Do this: All of the entries must be reproduced exactly, with no images carried over.

Exercise input:
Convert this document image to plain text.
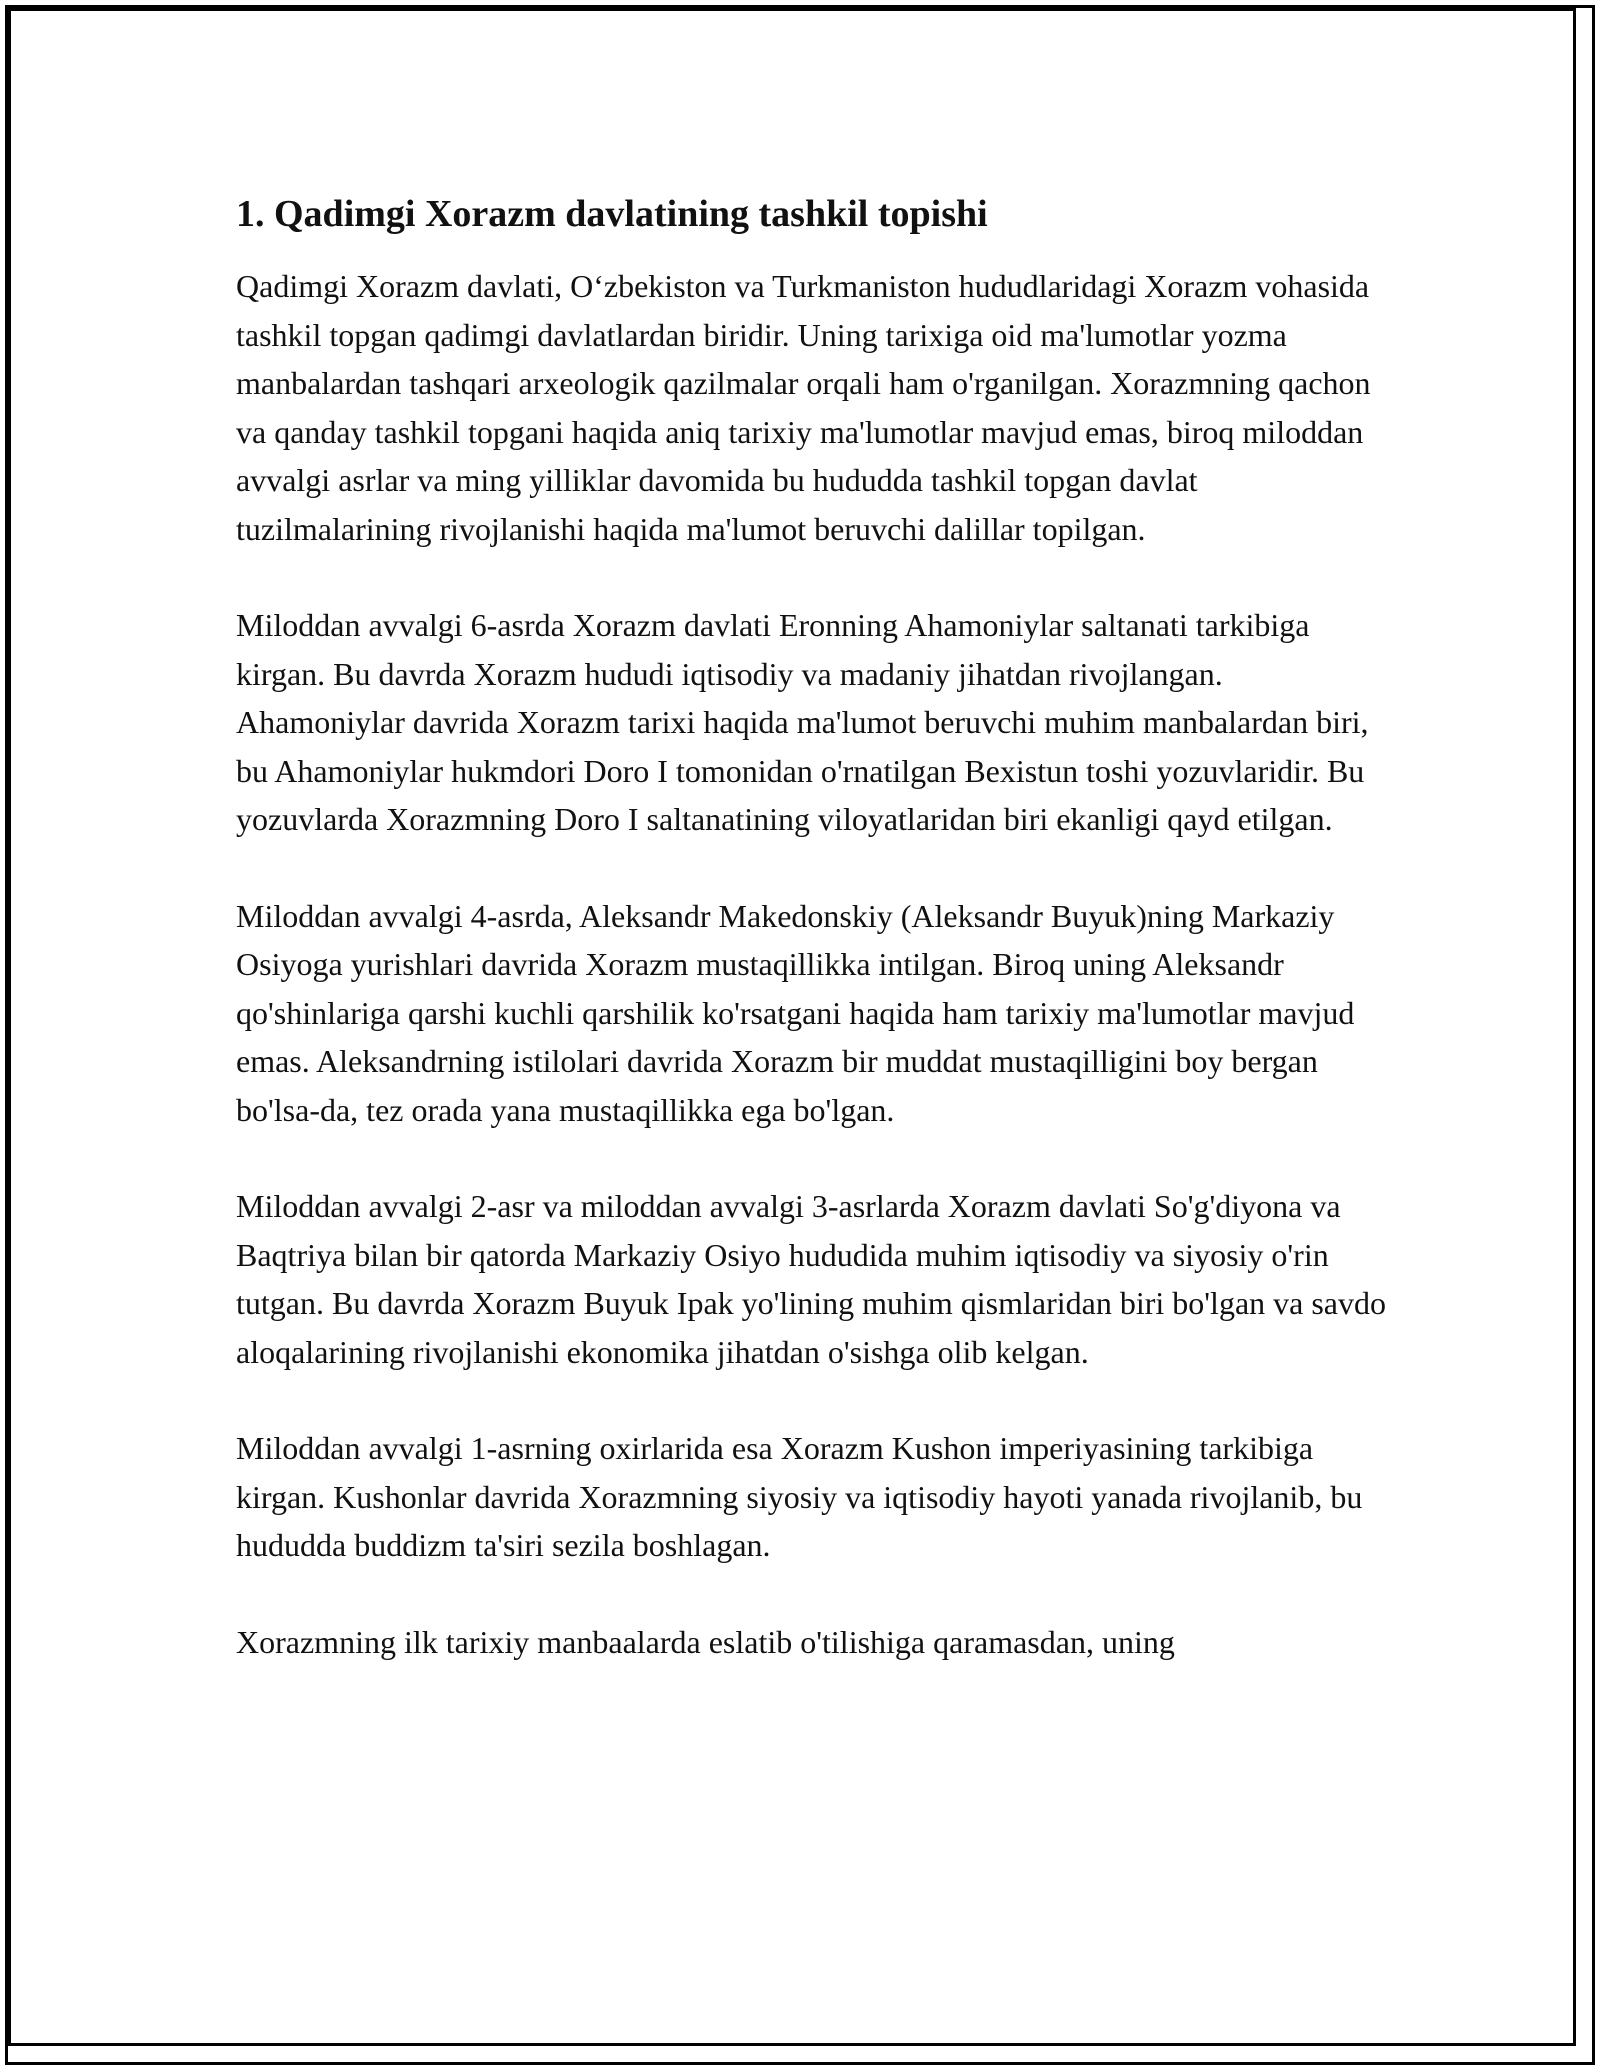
1. Qadimgi Xorazm davlatining tashkil topishi

Qadimgi Xorazm davlati, O‘zbekiston va Turkmaniston hududlaridagi Xorazm vohasida tashkil topgan qadimgi davlatlardan biridir. Uning tarixiga oid ma'lumotlar yozma manbalardan tashqari arxeologik qazilmalar orqali ham o'rganilgan. Xorazmning qachon va qanday tashkil topgani haqida aniq tarixiy ma'lumotlar mavjud emas, biroq miloddan avvalgi asrlar va ming yilliklar davomida bu hududda tashkil topgan davlat tuzilmalarining rivojlanishi haqida ma'lumot beruvchi dalillar topilgan.

Miloddan avvalgi 6-asrda Xorazm davlati Eronning Ahamoniylar saltanati tarkibiga kirgan. Bu davrda Xorazm hududi iqtisodiy va madaniy jihatdan rivojlangan. Ahamoniylar davrida Xorazm tarixi haqida ma'lumot beruvchi muhim manbalardan biri, bu Ahamoniylar hukmdori Doro I tomonidan o'rnatilgan Bexistun toshi yozuvlaridir. Bu yozuvlarda Xorazmning Doro I saltanatining viloyatlaridan biri ekanligi qayd etilgan.

Miloddan avvalgi 4-asrda, Aleksandr Makedonskiy (Aleksandr Buyuk)ning Markaziy Osiyoga yurishlari davrida Xorazm mustaqillikka intilgan. Biroq uning Aleksandr qo'shinlariga qarshi kuchli qarshilik ko'rsatgani haqida ham tarixiy ma'lumotlar mavjud emas. Aleksandrning istilolari davrida Xorazm bir muddat mustaqilligini boy bergan bo'lsa-da, tez orada yana mustaqillikka ega bo'lgan.

Miloddan avvalgi 2-asr va miloddan avvalgi 3-asrlarda Xorazm davlati So'g'diyona va Baqtriya bilan bir qatorda Markaziy Osiyo hududida muhim iqtisodiy va siyosiy o'rin tutgan. Bu davrda Xorazm Buyuk Ipak yo'lining muhim qismlaridan biri bo'lgan va savdo aloqalarining rivojlanishi ekonomika jihatdan o'sishga olib kelgan.

Miloddan avvalgi 1-asrning oxirlarida esa Xorazm Kushon imperiyasining tarkibiga kirgan. Kushonlar davrida Xorazmning siyosiy va iqtisodiy hayoti yanada rivojlanib, bu hududda buddizm ta'siri sezila boshlagan.

Xorazmning ilk tarixiy manbaalarda eslatib o'tilishiga qaramasdan, uning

Output:
Convert this document image to plain text.
1. Qadimgi Xorazm davlatining tashkil topishi

Qadimgi Xorazm davlati, O‘zbekiston va Turkmaniston hududlaridagi Xorazm vohasida tashkil topgan qadimgi davlatlardan biridir. Uning tarixiga oid ma'lumotlar yozma manbalardan tashqari arxeologik qazilmalar orqali ham o'rganilgan. Xorazmning qachon va qanday tashkil topgani haqida aniq tarixiy ma'lumotlar mavjud emas, biroq miloddan avvalgi asrlar va ming yilliklar davomida bu hududda tashkil topgan davlat tuzilmalarining rivojlanishi haqida ma'lumot beruvchi dalillar topilgan.

Miloddan avvalgi 6-asrda Xorazm davlati Eronning Ahamoniylar saltanati tarkibiga kirgan. Bu davrda Xorazm hududi iqtisodiy va madaniy jihatdan rivojlangan. Ahamoniylar davrida Xorazm tarixi haqida ma'lumot beruvchi muhim manbalardan biri, bu Ahamoniylar hukmdori Doro I tomonidan o'rnatilgan Bexistun toshi yozuvlaridir. Bu yozuvlarda Xorazmning Doro I saltanatining viloyatlaridan biri ekanligi qayd etilgan.

Miloddan avvalgi 4-asrda, Aleksandr Makedonskiy (Aleksandr Buyuk)ning Markaziy Osiyoga yurishlari davrida Xorazm mustaqillikka intilgan. Biroq uning Aleksandr qo'shinlariga qarshi kuchli qarshilik ko'rsatgani haqida ham tarixiy ma'lumotlar mavjud emas. Aleksandrning istilolari davrida Xorazm bir muddat mustaqilligini boy bergan bo'lsa-da, tez orada yana mustaqillikka ega bo'lgan.

Miloddan avvalgi 2-asr va miloddan avvalgi 3-asrlarda Xorazm davlati So'g'diyona va Baqtriya bilan bir qatorda Markaziy Osiyo hududida muhim iqtisodiy va siyosiy o'rin tutgan. Bu davrda Xorazm Buyuk Ipak yo'lining muhim qismlaridan biri bo'lgan va savdo aloqalarining rivojlanishi ekonomika jihatdan o'sishga olib kelgan.

Miloddan avvalgi 1-asrning oxirlarida esa Xorazm Kushon imperiyasining tarkibiga kirgan. Kushonlar davrida Xorazmning siyosiy va iqtisodiy hayoti yanada rivojlanib, bu hududda buddizm ta'siri sezila boshlagan.

Xorazmning ilk tarixiy manbaalarda eslatib o'tilishiga qaramasdan, uning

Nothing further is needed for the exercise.